→ STATED GOAL: Copy out the listing that follows, exactly, without its pictures.

================================

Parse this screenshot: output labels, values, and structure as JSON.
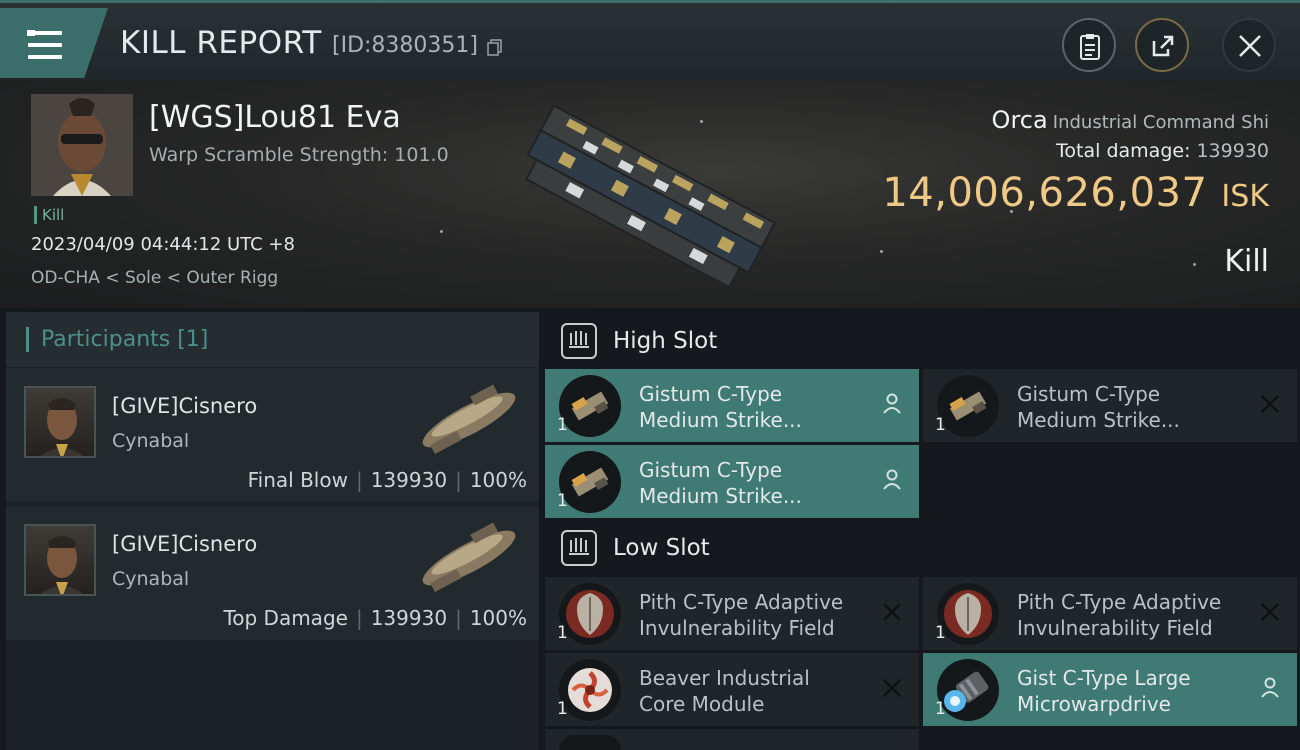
{
  "header": {
    "title": "KILL REPORT",
    "report_id": "[ID:8380351]",
    "menu_icon": "hamburger-menu-icon",
    "buttons": [
      "clipboard-icon",
      "share-icon",
      "close-icon"
    ]
  },
  "victim": {
    "name": "[WGS]Lou81 Eva",
    "warp_scramble": "Warp Scramble Strength: 101.0",
    "tag": "Kill",
    "timestamp": "2023/04/09 04:44:12 UTC +8",
    "location": "OD-CHA < Sole < Outer Rigg",
    "ship_name": "Orca",
    "ship_class": "Industrial Command Shi",
    "total_damage_label": "Total damage:",
    "total_damage": "139930",
    "isk_value": "14,006,626,037",
    "isk_unit": "ISK",
    "kill_type": "Kill"
  },
  "participants": {
    "header": "Participants [1]",
    "rows": [
      {
        "name": "[GIVE]Cisnero",
        "ship": "Cynabal",
        "role": "Final Blow",
        "damage": "139930",
        "percent": "100%"
      },
      {
        "name": "[GIVE]Cisnero",
        "ship": "Cynabal",
        "role": "Top Damage",
        "damage": "139930",
        "percent": "100%"
      }
    ]
  },
  "fitting": {
    "high_slot": {
      "label": "High Slot",
      "modules": [
        {
          "line1": "Gistum C-Type",
          "line2": "Medium Strike...",
          "qty": "1",
          "status": "dropped",
          "icon": "missile-launcher-icon"
        },
        {
          "line1": "Gistum C-Type",
          "line2": "Medium Strike...",
          "qty": "1",
          "status": "destroyed",
          "icon": "missile-launcher-icon"
        },
        {
          "line1": "Gistum C-Type",
          "line2": "Medium Strike...",
          "qty": "1",
          "status": "dropped",
          "icon": "missile-launcher-icon"
        }
      ]
    },
    "low_slot": {
      "label": "Low Slot",
      "modules": [
        {
          "line1": "Pith C-Type Adaptive",
          "line2": "Invulnerability Field",
          "qty": "1",
          "status": "destroyed",
          "icon": "shield-module-icon"
        },
        {
          "line1": "Pith C-Type Adaptive",
          "line2": "Invulnerability Field",
          "qty": "1",
          "status": "destroyed",
          "icon": "shield-module-icon"
        },
        {
          "line1": "Beaver Industrial",
          "line2": "Core Module",
          "qty": "1",
          "status": "destroyed",
          "icon": "industrial-core-icon"
        },
        {
          "line1": "Gist C-Type Large",
          "line2": "Microwarpdrive",
          "qty": "1",
          "status": "dropped",
          "icon": "microwarpdrive-icon"
        }
      ]
    }
  },
  "colors": {
    "accent_teal": "#3f7a74",
    "isk_gold": "#f0c987",
    "background": "#15191d"
  }
}
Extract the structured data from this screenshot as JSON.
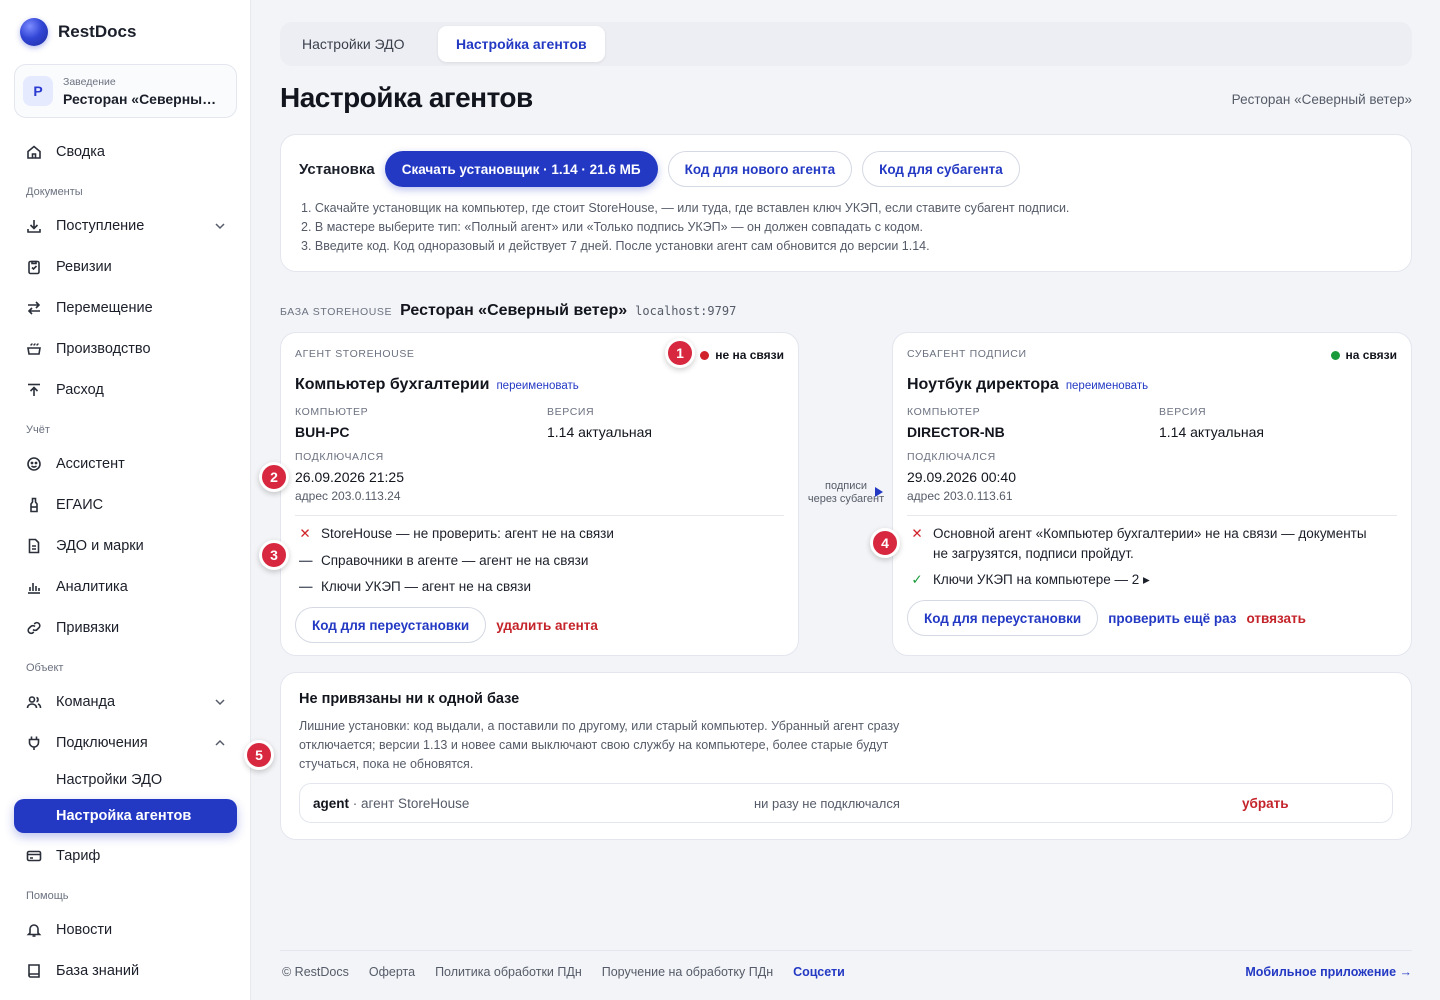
{
  "app": {
    "name": "RestDocs"
  },
  "venue": {
    "label": "Заведение",
    "name": "Ресторан «Северный ...",
    "avatar": "Р"
  },
  "sidebar": {
    "summary": "Сводка",
    "sections": {
      "documents": "Документы",
      "accounting": "Учёт",
      "object": "Объект",
      "help": "Помощь"
    },
    "items": {
      "incoming": "Поступление",
      "revisions": "Ревизии",
      "transfer": "Перемещение",
      "production": "Производство",
      "expense": "Расход",
      "assistant": "Ассистент",
      "egais": "ЕГАИС",
      "edo": "ЭДО и марки",
      "analytics": "Аналитика",
      "bindings": "Привязки",
      "team": "Команда",
      "connections": "Подключения",
      "edo_settings": "Настройки ЭДО",
      "agents_settings": "Настройка агентов",
      "tariff": "Тариф",
      "news": "Новости",
      "kb": "База знаний"
    }
  },
  "tabs": [
    "Настройки ЭДО",
    "Настройка агентов"
  ],
  "page": {
    "title": "Настройка агентов",
    "restaurant": "Ресторан «Северный ветер»"
  },
  "install": {
    "label": "Установка",
    "download": "Скачать установщик · 1.14 · 21.6 МБ",
    "new_agent_code": "Код для нового агента",
    "subagent_code": "Код для субагента",
    "steps": [
      "1. Скачайте установщик на компьютер, где стоит StoreHouse, — или туда, где вставлен ключ УКЭП, если ставите субагент подписи.",
      "2. В мастере выберите тип: «Полный агент» или «Только подпись УКЭП» — он должен совпадать с кодом.",
      "3. Введите код. Код одноразовый и действует 7 дней. После установки агент сам обновится до версии 1.14."
    ]
  },
  "db": {
    "label": "БАЗА STOREHOUSE",
    "name": "Ресторан «Северный ветер»",
    "host": "localhost:9797"
  },
  "agent_left": {
    "type": "АГЕНТ STOREHOUSE",
    "status": "не на связи",
    "status_color": "#d0232a",
    "title": "Компьютер бухгалтерии",
    "rename": "переименовать",
    "computer_lbl": "КОМПЬЮТЕР",
    "computer": "BUH-PC",
    "version_lbl": "ВЕРСИЯ",
    "version": "1.14 актуальная",
    "connected_lbl": "ПОДКЛЮЧАЛСЯ",
    "connected": "26.09.2026 21:25",
    "address": "адрес 203.0.113.24",
    "checks": [
      "StoreHouse — не проверить: агент не на связи",
      "Справочники в агенте — агент не на связи",
      "Ключи УКЭП — агент не на связи"
    ],
    "reinstall": "Код для переустановки",
    "delete": "удалить агента"
  },
  "middle": {
    "line1": "подписи",
    "line2": "через субагент"
  },
  "agent_right": {
    "type": "СУБАГЕНТ ПОДПИСИ",
    "status": "на связи",
    "status_color": "#1a9a3b",
    "title": "Ноутбук директора",
    "rename": "переименовать",
    "computer_lbl": "КОМПЬЮТЕР",
    "computer": "DIRECTOR-NB",
    "version_lbl": "ВЕРСИЯ",
    "version": "1.14 актуальная",
    "connected_lbl": "ПОДКЛЮЧАЛСЯ",
    "connected": "29.09.2026 00:40",
    "address": "адрес 203.0.113.61",
    "check_fail_1": "Основной агент «Компьютер бухгалтерии» не на связи — документы",
    "check_fail_2": "не загрузятся, подписи пройдут.",
    "check_ok": "Ключи УКЭП на компьютере — 2 ▸",
    "reinstall": "Код для переустановки",
    "recheck": "проверить ещё раз",
    "unbind": "отвязать"
  },
  "badges": [
    "1",
    "2",
    "3",
    "4",
    "5"
  ],
  "unbound": {
    "title": "Не привязаны ни к одной базе",
    "desc": [
      "Лишние установки: код выдали, а поставили по другому, или старый компьютер. Убранный агент сразу",
      "отключается; версии 1.13 и новее сами выключают свою службу на компьютере, более старые будут",
      "стучаться, пока не обновятся."
    ],
    "row": {
      "name": "agent",
      "type": "· агент StoreHouse",
      "status": "ни разу не подключался",
      "remove": "убрать"
    }
  },
  "footer": {
    "copyright": "© RestDocs",
    "offer": "Оферта",
    "privacy": "Политика обработки ПДн",
    "assignment": "Поручение на обработку ПДн",
    "social": "Соцсети",
    "mobile": "Мобильное приложение →"
  }
}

================================

→ EXERCISE RESULT:
Parse this screenshot: output labels, values, and structure as JSON.
{
  "header": {
    "title": "KILL REPORT",
    "report_id": "[ID:8380351]",
    "menu_icon": "hamburger-menu-icon",
    "buttons": [
      "clipboard-icon",
      "share-icon",
      "close-icon"
    ]
  },
  "victim": {
    "name": "[WGS]Lou81 Eva",
    "warp_scramble": "Warp Scramble Strength: 101.0",
    "tag": "Kill",
    "timestamp": "2023/04/09 04:44:12 UTC +8",
    "location": "OD-CHA < Sole < Outer Rigg",
    "ship_name": "Orca",
    "ship_class": "Industrial Command Shi",
    "total_damage_label": "Total damage:",
    "total_damage": "139930",
    "isk_value": "14,006,626,037",
    "isk_unit": "ISK",
    "kill_type": "Kill"
  },
  "participants": {
    "header": "Participants [1]",
    "rows": [
      {
        "name": "[GIVE]Cisnero",
        "ship": "Cynabal",
        "role": "Final Blow",
        "damage": "139930",
        "percent": "100%"
      },
      {
        "name": "[GIVE]Cisnero",
        "ship": "Cynabal",
        "role": "Top Damage",
        "damage": "139930",
        "percent": "100%"
      }
    ]
  },
  "fitting": {
    "high_slot": {
      "label": "High Slot",
      "modules": [
        {
          "line1": "Gistum C-Type",
          "line2": "Medium Strike...",
          "qty": "1",
          "status": "dropped",
          "icon": "missile-launcher-icon"
        },
        {
          "line1": "Gistum C-Type",
          "line2": "Medium Strike...",
          "qty": "1",
          "status": "destroyed",
          "icon": "missile-launcher-icon"
        },
        {
          "line1": "Gistum C-Type",
          "line2": "Medium Strike...",
          "qty": "1",
          "status": "dropped",
          "icon": "missile-launcher-icon"
        }
      ]
    },
    "low_slot": {
      "label": "Low Slot",
      "modules": [
        {
          "line1": "Pith C-Type Adaptive",
          "line2": "Invulnerability Field",
          "qty": "1",
          "status": "destroyed",
          "icon": "shield-module-icon"
        },
        {
          "line1": "Pith C-Type Adaptive",
          "line2": "Invulnerability Field",
          "qty": "1",
          "status": "destroyed",
          "icon": "shield-module-icon"
        },
        {
          "line1": "Beaver Industrial",
          "line2": "Core Module",
          "qty": "1",
          "status": "destroyed",
          "icon": "industrial-core-icon"
        },
        {
          "line1": "Gist C-Type Large",
          "line2": "Microwarpdrive",
          "qty": "1",
          "status": "dropped",
          "icon": "microwarpdrive-icon"
        }
      ]
    }
  },
  "colors": {
    "accent_teal": "#3f7a74",
    "isk_gold": "#f0c987",
    "background": "#15191d"
  }
}
Extract the structured data from this screenshot as JSON.
{
  "app": {
    "name": "RestDocs"
  },
  "venue": {
    "label": "Заведение",
    "name": "Ресторан «Северный ...",
    "avatar": "Р"
  },
  "sidebar": {
    "summary": "Сводка",
    "sections": {
      "documents": "Документы",
      "accounting": "Учёт",
      "object": "Объект",
      "help": "Помощь"
    },
    "items": {
      "incoming": "Поступление",
      "revisions": "Ревизии",
      "transfer": "Перемещение",
      "production": "Производство",
      "expense": "Расход",
      "assistant": "Ассистент",
      "egais": "ЕГАИС",
      "edo": "ЭДО и марки",
      "analytics": "Аналитика",
      "bindings": "Привязки",
      "team": "Команда",
      "connections": "Подключения",
      "edo_settings": "Настройки ЭДО",
      "agents_settings": "Настройка агентов",
      "tariff": "Тариф",
      "news": "Новости",
      "kb": "База знаний"
    }
  },
  "tabs": [
    "Настройки ЭДО",
    "Настройка агентов"
  ],
  "page": {
    "title": "Настройка агентов",
    "restaurant": "Ресторан «Северный ветер»"
  },
  "install": {
    "label": "Установка",
    "download": "Скачать установщик · 1.14 · 21.6 МБ",
    "new_agent_code": "Код для нового агента",
    "subagent_code": "Код для субагента",
    "steps": [
      "1. Скачайте установщик на компьютер, где стоит StoreHouse, — или туда, где вставлен ключ УКЭП, если ставите субагент подписи.",
      "2. В мастере выберите тип: «Полный агент» или «Только подпись УКЭП» — он должен совпадать с кодом.",
      "3. Введите код. Код одноразовый и действует 7 дней. После установки агент сам обновится до версии 1.14."
    ]
  },
  "db": {
    "label": "БАЗА STOREHOUSE",
    "name": "Ресторан «Северный ветер»",
    "host": "localhost:9797"
  },
  "agent_left": {
    "type": "АГЕНТ STOREHOUSE",
    "status": "не на связи",
    "status_color": "#d0232a",
    "title": "Компьютер бухгалтерии",
    "rename": "переименовать",
    "computer_lbl": "КОМПЬЮТЕР",
    "computer": "BUH-PC",
    "version_lbl": "ВЕРСИЯ",
    "version": "1.14 актуальная",
    "connected_lbl": "ПОДКЛЮЧАЛСЯ",
    "connected": "26.09.2026 21:25",
    "address": "адрес 203.0.113.24",
    "checks": [
      "StoreHouse — не проверить: агент не на связи",
      "Справочники в агенте — агент не на связи",
      "Ключи УКЭП — агент не на связи"
    ],
    "reinstall": "Код для переустановки",
    "delete": "удалить агента"
  },
  "middle": {
    "line1": "подписи",
    "line2": "через субагент"
  },
  "agent_right": {
    "type": "СУБАГЕНТ ПОДПИСИ",
    "status": "на связи",
    "status_color": "#1a9a3b",
    "title": "Ноутбук директора",
    "rename": "переименовать",
    "computer_lbl": "КОМПЬЮТЕР",
    "computer": "DIRECTOR-NB",
    "version_lbl": "ВЕРСИЯ",
    "version": "1.14 актуальная",
    "connected_lbl": "ПОДКЛЮЧАЛСЯ",
    "connected": "29.09.2026 00:40",
    "address": "адрес 203.0.113.61",
    "check_fail_1": "Основной агент «Компьютер бухгалтерии» не на связи — документы",
    "check_fail_2": "не загрузятся, подписи пройдут.",
    "check_ok": "Ключи УКЭП на компьютере — 2 ▸",
    "reinstall": "Код для переустановки",
    "recheck": "проверить ещё раз",
    "unbind": "отвязать"
  },
  "badges": [
    "1",
    "2",
    "3",
    "4",
    "5"
  ],
  "unbound": {
    "title": "Не привязаны ни к одной базе",
    "desc": [
      "Лишние установки: код выдали, а поставили по другому, или старый компьютер. Убранный агент сразу",
      "отключается; версии 1.13 и новее сами выключают свою службу на компьютере, более старые будут",
      "стучаться, пока не обновятся."
    ],
    "row": {
      "name": "agent",
      "type": "· агент StoreHouse",
      "status": "ни разу не подключался",
      "remove": "убрать"
    }
  },
  "footer": {
    "copyright": "© RestDocs",
    "offer": "Оферта",
    "privacy": "Политика обработки ПДн",
    "assignment": "Поручение на обработку ПДн",
    "social": "Соцсети",
    "mobile": "Мобильное приложение →"
  }
}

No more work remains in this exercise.